Set problem:
Say how many lines contain the word "Boundary" and give no other text.

Rows:
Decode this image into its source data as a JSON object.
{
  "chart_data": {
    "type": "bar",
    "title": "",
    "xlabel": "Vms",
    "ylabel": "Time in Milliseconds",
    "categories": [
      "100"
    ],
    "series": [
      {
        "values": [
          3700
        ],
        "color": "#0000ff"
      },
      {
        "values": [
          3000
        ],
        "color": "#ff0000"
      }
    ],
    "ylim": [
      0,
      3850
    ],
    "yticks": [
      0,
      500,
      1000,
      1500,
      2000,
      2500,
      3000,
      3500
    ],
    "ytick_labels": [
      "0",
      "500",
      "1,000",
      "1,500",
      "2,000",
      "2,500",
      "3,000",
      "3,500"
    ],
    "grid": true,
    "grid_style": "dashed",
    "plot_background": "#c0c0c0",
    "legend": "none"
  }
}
...
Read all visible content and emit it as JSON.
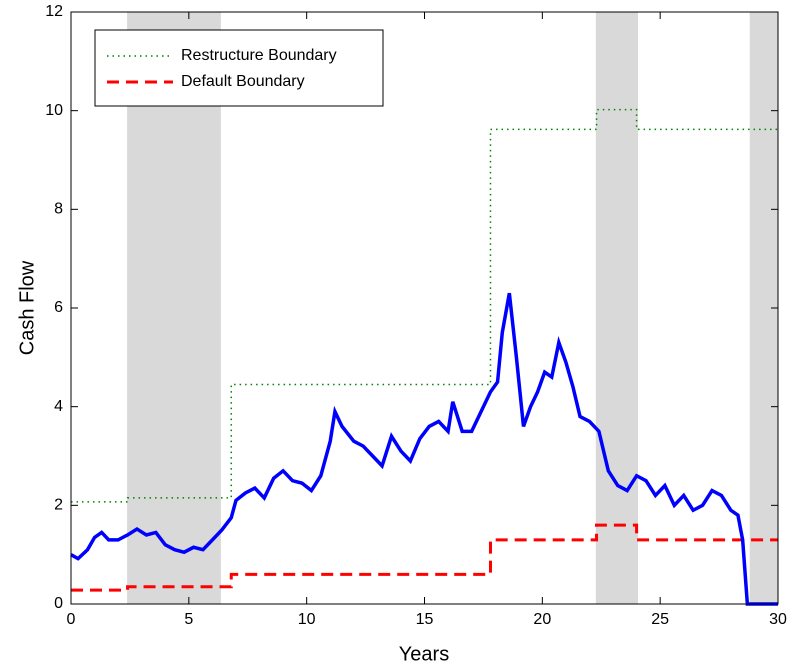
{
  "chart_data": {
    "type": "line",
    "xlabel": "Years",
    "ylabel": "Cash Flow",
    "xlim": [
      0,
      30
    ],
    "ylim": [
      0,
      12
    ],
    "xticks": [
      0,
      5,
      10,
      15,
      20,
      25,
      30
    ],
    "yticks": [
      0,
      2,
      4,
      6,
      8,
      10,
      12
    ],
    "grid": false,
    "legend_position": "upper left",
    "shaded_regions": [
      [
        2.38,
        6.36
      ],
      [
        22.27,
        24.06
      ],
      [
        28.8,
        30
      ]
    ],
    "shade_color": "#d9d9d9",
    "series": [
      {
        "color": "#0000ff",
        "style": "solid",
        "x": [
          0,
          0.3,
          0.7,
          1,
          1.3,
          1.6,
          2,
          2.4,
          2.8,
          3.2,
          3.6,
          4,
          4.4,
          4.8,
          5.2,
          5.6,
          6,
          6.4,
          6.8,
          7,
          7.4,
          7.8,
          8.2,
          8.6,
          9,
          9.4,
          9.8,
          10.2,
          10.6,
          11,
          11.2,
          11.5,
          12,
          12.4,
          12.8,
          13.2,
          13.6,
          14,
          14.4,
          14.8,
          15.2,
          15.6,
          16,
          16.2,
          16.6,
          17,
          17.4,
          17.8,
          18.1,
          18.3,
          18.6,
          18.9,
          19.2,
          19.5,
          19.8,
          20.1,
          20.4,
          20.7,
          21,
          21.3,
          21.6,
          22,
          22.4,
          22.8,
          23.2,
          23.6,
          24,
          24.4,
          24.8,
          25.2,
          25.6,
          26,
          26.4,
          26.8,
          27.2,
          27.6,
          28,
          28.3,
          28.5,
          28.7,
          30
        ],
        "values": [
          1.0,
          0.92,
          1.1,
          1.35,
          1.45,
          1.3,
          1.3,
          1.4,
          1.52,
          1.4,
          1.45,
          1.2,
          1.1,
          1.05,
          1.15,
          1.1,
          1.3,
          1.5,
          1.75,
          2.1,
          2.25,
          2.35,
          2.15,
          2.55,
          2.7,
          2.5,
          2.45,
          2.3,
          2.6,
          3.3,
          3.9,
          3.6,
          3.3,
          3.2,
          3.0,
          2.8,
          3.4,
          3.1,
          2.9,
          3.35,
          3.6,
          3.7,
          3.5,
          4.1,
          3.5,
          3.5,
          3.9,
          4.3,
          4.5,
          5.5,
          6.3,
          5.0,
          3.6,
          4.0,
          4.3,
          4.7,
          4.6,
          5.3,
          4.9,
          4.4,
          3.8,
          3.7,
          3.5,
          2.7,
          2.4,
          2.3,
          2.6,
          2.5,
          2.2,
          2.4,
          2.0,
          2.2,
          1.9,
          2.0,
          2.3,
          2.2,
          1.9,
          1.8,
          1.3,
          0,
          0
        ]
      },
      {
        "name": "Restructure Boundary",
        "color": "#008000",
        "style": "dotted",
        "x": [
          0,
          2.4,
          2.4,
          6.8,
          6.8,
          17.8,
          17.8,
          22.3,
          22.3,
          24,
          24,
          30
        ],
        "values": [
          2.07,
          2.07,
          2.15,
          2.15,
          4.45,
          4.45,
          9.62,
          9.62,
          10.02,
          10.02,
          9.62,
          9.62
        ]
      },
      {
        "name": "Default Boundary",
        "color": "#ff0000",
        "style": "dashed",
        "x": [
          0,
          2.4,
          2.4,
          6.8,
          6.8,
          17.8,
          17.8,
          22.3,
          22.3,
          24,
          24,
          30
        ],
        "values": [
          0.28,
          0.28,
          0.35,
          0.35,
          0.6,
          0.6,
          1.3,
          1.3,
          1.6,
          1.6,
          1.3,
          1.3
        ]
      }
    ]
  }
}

The reply:
2